▸ **Material supplied**:
::::

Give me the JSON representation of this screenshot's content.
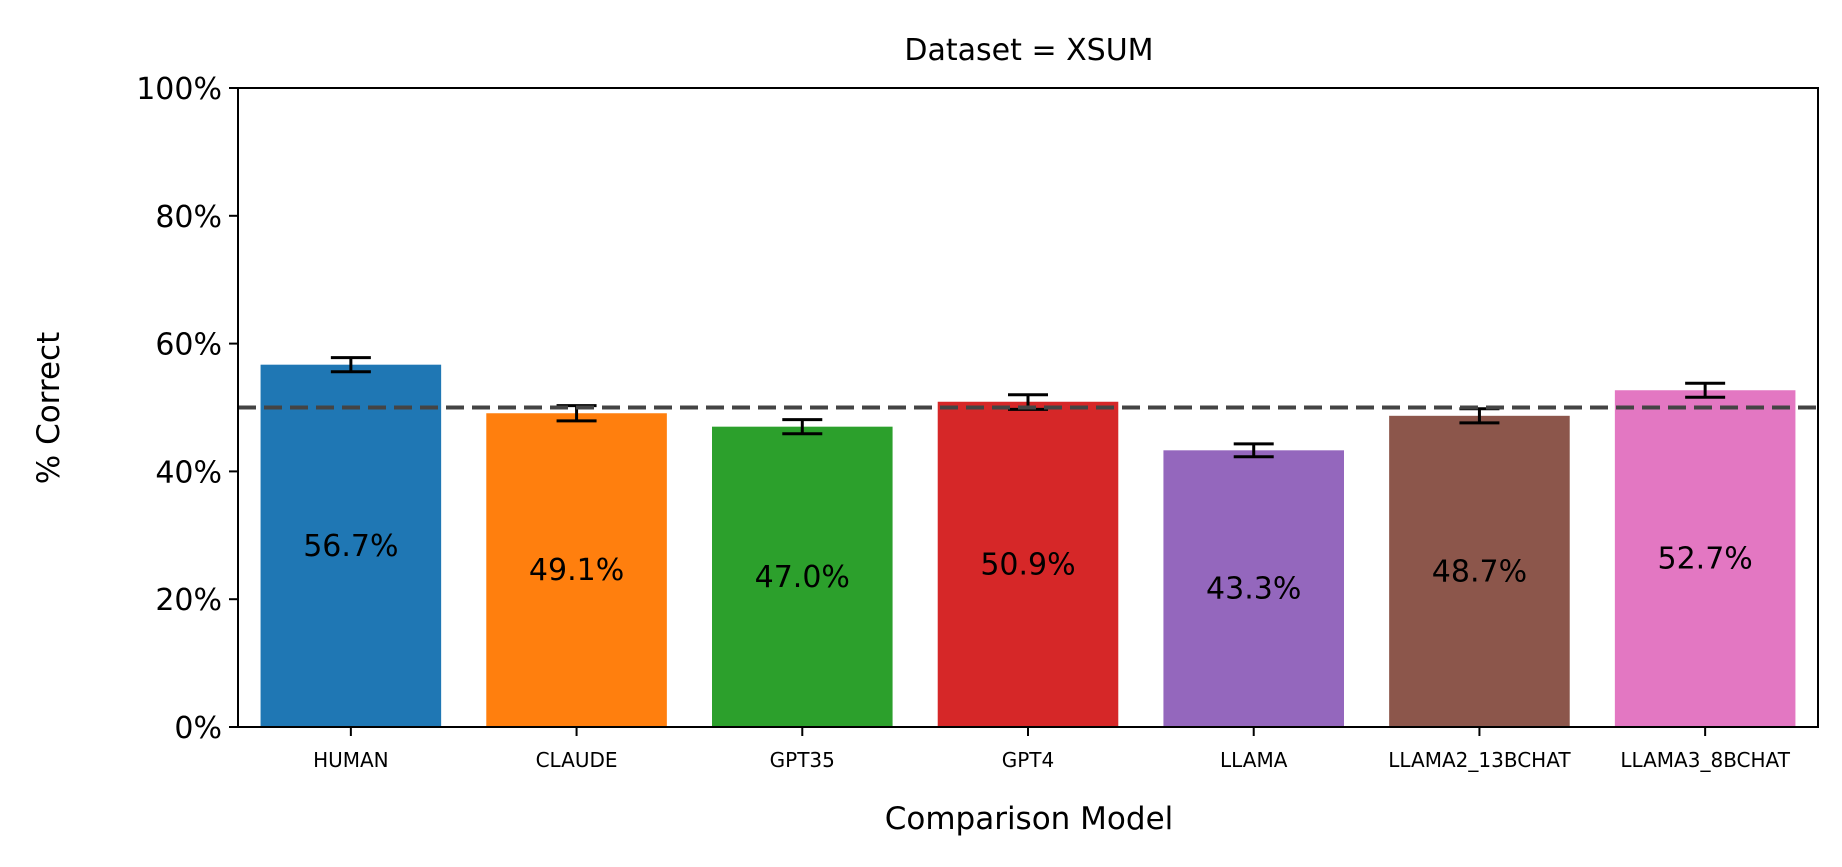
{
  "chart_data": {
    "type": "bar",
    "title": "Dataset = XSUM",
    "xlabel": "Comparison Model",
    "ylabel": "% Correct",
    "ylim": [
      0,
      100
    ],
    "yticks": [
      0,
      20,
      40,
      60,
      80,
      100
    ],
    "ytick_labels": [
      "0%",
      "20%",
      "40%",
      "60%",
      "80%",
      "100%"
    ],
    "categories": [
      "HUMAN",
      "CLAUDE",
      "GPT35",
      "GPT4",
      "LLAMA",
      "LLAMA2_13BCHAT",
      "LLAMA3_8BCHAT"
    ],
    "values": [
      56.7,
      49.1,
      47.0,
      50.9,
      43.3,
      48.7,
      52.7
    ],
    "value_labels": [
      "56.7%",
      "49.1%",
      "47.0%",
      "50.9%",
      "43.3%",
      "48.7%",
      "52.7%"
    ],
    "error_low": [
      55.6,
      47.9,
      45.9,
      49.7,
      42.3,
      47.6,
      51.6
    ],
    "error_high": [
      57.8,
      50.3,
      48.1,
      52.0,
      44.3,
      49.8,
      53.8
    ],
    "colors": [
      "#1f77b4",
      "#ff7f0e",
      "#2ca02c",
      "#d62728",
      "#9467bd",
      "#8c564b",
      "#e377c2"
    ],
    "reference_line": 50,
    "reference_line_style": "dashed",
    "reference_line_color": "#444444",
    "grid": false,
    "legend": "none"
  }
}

::::

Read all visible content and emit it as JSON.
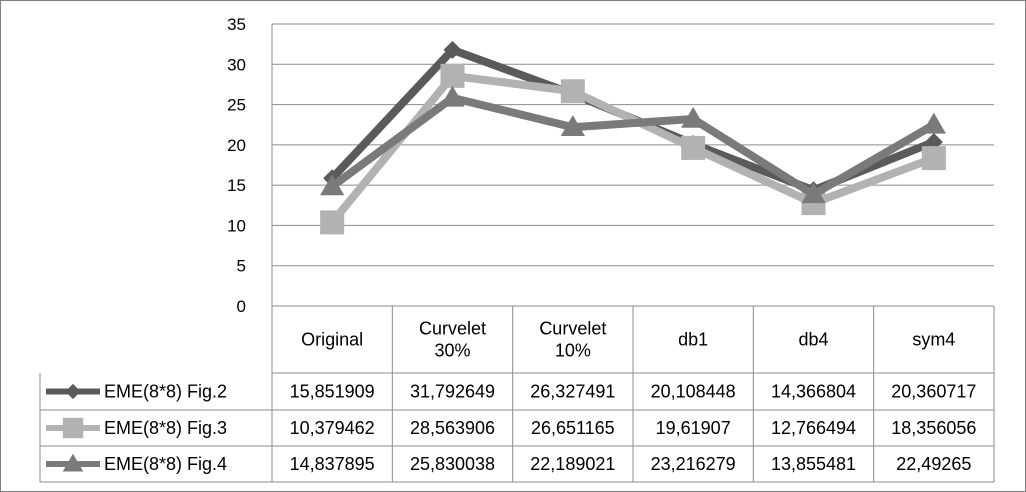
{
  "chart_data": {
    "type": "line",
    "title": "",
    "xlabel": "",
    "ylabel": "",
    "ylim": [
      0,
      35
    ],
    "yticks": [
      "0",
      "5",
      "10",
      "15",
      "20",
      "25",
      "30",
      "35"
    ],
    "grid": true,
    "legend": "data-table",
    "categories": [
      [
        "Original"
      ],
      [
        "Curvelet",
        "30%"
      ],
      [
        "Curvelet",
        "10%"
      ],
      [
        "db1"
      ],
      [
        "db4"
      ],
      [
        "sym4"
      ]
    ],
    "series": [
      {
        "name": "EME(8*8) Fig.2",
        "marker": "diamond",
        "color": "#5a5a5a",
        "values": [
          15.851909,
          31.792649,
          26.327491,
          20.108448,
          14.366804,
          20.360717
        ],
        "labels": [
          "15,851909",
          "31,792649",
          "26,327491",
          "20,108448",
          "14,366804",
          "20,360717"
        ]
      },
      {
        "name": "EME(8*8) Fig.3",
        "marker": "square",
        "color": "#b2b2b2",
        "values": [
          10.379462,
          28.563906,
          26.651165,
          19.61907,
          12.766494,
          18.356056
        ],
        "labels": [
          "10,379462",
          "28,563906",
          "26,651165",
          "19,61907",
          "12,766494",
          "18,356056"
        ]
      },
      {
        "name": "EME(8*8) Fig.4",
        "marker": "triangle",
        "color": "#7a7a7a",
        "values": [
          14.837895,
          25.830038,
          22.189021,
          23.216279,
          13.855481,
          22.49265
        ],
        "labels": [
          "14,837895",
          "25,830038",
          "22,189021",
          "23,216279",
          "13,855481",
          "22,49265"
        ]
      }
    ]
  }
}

::::

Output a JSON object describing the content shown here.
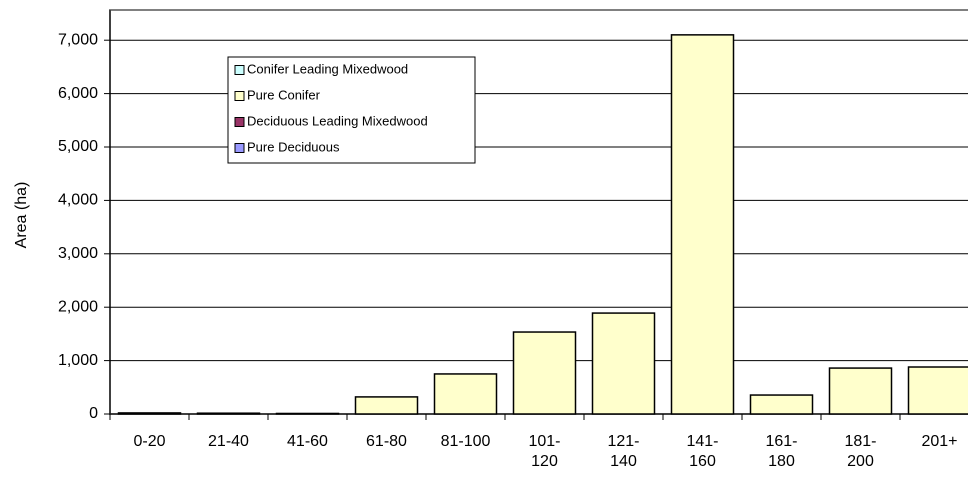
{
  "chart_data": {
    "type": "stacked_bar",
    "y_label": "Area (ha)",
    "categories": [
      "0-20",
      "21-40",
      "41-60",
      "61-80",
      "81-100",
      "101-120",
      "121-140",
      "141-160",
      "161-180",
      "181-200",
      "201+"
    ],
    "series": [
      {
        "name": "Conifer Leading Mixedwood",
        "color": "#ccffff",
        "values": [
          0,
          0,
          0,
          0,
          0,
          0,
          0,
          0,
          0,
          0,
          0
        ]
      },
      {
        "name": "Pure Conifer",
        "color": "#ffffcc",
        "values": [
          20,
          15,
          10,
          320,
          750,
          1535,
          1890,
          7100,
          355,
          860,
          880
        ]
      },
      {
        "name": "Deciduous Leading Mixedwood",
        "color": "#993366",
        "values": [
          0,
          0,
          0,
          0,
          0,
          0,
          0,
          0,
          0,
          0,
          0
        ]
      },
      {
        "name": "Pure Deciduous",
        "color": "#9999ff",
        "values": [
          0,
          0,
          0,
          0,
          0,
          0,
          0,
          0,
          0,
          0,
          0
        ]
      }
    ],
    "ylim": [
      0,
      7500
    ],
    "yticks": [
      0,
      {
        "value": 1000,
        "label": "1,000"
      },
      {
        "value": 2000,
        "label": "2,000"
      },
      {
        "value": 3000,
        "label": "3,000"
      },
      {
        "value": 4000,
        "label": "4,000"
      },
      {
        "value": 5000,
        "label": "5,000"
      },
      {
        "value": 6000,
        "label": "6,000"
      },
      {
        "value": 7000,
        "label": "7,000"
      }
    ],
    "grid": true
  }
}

::::

Copy all lines from the material that contain "marker".

        "marker": "diamond",
        "marker": "square",
        "marker": "triangle",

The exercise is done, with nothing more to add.